**Problem details**
Pick out all lines of the entries that include the word "wurden" and copy them.

**Supplied data**
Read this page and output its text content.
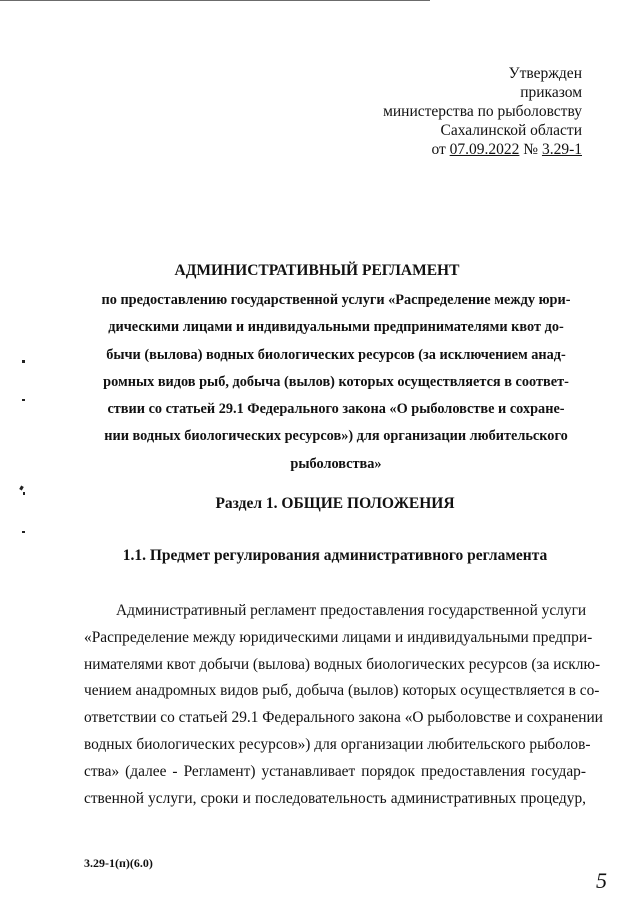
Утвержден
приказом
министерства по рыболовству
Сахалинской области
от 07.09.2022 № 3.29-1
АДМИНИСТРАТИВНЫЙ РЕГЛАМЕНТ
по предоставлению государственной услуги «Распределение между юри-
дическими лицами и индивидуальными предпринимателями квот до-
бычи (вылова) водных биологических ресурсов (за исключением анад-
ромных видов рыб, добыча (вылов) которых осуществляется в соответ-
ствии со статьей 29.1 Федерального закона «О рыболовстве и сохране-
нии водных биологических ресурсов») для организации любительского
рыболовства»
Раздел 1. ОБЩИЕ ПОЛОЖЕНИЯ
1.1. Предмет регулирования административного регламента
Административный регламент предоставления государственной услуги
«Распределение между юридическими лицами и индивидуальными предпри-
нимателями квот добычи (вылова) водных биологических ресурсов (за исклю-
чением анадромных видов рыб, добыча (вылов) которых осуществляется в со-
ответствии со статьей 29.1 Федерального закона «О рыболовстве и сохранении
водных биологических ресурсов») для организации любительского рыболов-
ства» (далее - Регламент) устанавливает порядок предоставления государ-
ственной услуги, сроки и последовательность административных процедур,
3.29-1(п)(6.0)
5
...
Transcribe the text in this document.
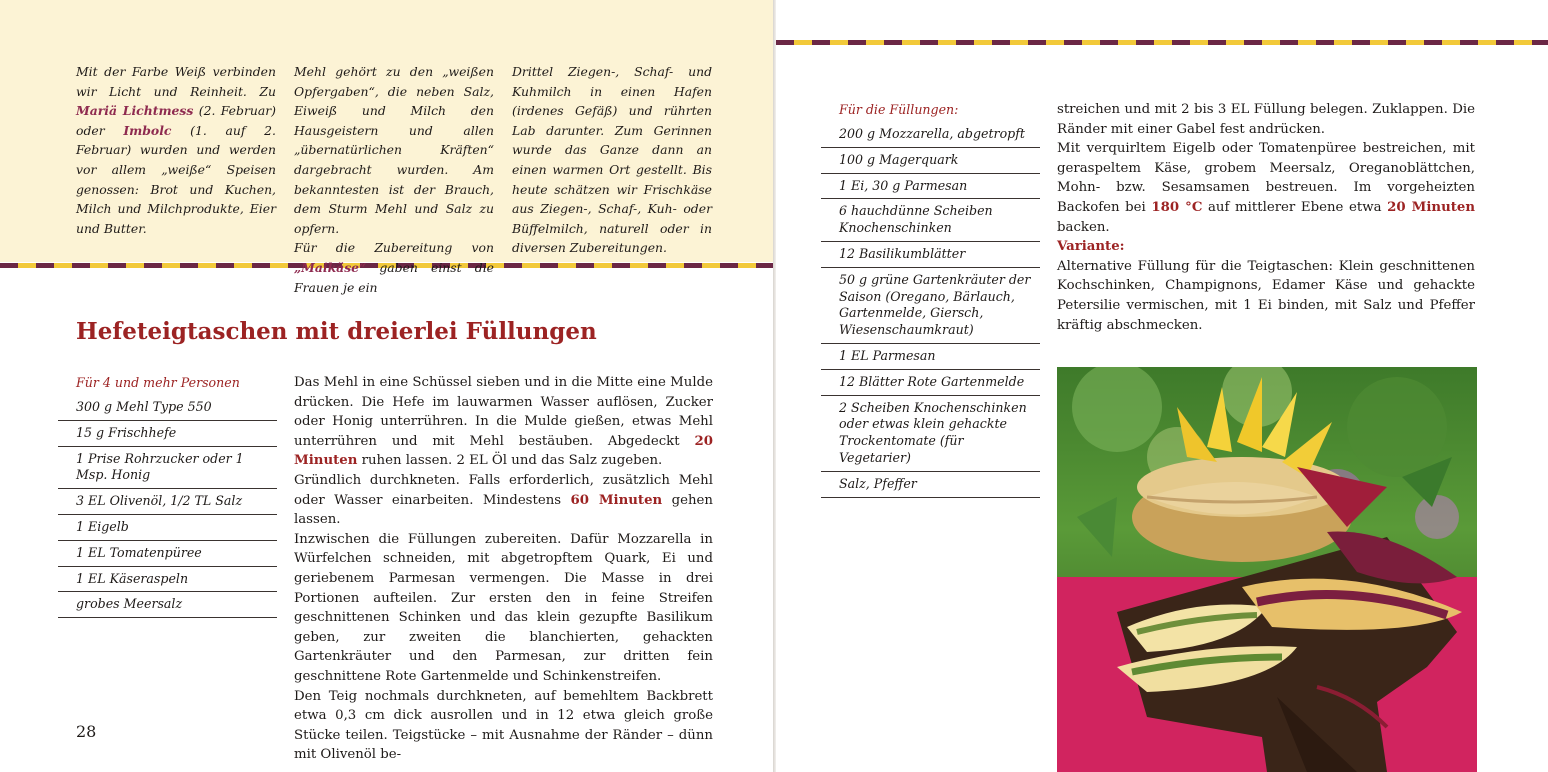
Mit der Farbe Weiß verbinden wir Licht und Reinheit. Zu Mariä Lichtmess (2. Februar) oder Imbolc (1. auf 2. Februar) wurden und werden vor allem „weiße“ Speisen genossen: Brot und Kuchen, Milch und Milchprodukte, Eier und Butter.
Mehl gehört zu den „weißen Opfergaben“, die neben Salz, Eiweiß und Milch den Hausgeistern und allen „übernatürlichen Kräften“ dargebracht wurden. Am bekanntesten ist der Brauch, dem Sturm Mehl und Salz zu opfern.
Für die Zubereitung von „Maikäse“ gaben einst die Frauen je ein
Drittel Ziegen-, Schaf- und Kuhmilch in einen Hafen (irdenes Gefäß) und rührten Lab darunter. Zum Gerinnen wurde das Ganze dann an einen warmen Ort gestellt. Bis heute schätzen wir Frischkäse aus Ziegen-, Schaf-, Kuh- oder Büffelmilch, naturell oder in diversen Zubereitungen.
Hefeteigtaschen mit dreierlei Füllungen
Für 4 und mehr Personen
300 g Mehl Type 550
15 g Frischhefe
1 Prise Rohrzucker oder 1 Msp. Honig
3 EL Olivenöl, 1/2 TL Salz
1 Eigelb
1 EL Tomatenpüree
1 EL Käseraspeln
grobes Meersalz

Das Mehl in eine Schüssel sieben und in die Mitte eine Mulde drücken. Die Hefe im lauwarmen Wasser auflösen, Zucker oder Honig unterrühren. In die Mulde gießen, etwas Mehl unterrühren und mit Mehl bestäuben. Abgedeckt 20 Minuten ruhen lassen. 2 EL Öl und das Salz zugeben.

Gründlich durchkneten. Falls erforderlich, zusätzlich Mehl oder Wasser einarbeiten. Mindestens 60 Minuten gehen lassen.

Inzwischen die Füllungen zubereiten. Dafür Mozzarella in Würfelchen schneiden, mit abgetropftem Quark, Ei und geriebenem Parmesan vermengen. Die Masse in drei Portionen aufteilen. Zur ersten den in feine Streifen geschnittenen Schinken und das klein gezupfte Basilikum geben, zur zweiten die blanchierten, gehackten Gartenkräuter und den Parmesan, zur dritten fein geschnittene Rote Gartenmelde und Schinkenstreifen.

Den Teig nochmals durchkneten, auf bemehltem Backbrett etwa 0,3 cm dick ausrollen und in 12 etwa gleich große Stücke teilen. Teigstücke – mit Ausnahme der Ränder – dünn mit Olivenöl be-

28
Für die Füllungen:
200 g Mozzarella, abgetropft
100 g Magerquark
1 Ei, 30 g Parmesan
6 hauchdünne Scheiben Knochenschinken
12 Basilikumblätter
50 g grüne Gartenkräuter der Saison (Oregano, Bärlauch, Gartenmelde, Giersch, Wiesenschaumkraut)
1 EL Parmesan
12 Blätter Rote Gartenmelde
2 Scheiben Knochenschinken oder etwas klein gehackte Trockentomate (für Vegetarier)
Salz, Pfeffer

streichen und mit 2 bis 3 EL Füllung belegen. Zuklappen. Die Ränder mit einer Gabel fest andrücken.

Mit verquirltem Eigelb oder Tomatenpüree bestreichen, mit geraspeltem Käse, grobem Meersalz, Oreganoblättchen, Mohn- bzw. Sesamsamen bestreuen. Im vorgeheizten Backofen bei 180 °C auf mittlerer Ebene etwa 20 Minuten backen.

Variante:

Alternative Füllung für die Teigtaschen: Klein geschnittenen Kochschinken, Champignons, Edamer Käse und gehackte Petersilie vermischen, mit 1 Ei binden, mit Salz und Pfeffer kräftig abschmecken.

**Task solution**
Mit der Farbe Weiß verbinden wir Licht und Reinheit. Zu Mariä Lichtmess (2. Februar) oder Imbolc (1. auf 2. Februar) wurden und werden vor allem „weiße“ Speisen genossen: Brot und Kuchen, Milch und Milchprodukte, Eier und Butter.
Mehl gehört zu den „weißen Opfergaben“, die neben Salz, Eiweiß und Milch den Hausgeistern und allen „übernatürlichen Kräften“ dargebracht wurden. Am bekanntesten ist der Brauch, dem Sturm Mehl und Salz zu opfern.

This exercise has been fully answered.